Exercise brief
Say how many lines hold the string "information", and nothing more.

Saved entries
* * *
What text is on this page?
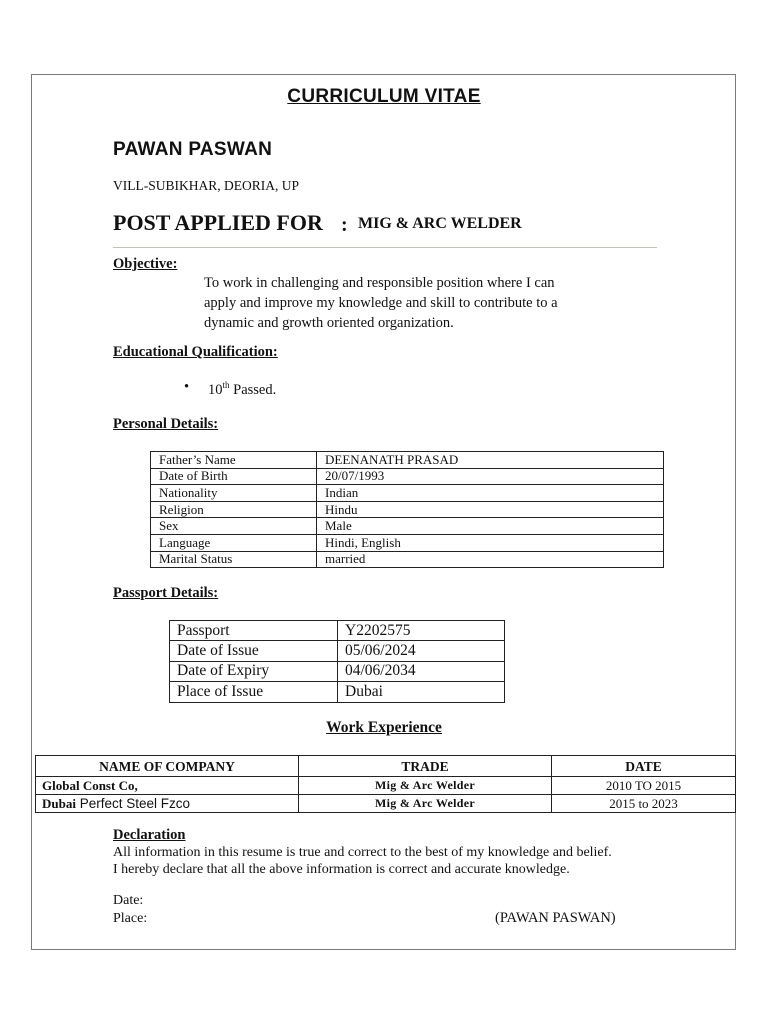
CURRICULUM VITAE
PAWAN PASWAN
VILL-SUBIKHAR, DEORIA, UP
POST APPLIED FOR : MIG & ARC WELDER
Objective:
To work in challenging and responsible position where I can
apply and improve my knowledge and skill to contribute to a
dynamic and growth oriented organization.
Educational Qualification:
• 10th Passed.
Personal Details:
Father’s Name	DEENANATH PRASAD
Date of Birth	20/07/1993
Nationality	Indian
Religion	Hindu
Sex	Male
Language	Hindi, English
Marital Status	married
Passport Details:
Passport	Y2202575
Date of Issue	05/06/2024
Date of Expiry	04/06/2034
Place of Issue	Dubai
Work Experience
NAME OF COMPANY	TRADE	DATE
Global Const Co,	Mig & Arc Welder	2010 TO 2015
Dubai Perfect Steel Fzco	Mig & Arc Welder	2015 to 2023
Declaration
All information in this resume is true and correct to the best of my knowledge and belief.
I hereby declare that all the above information is correct and accurate knowledge.
Date:
Place:	(PAWAN PASWAN)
* * *
Finished task
2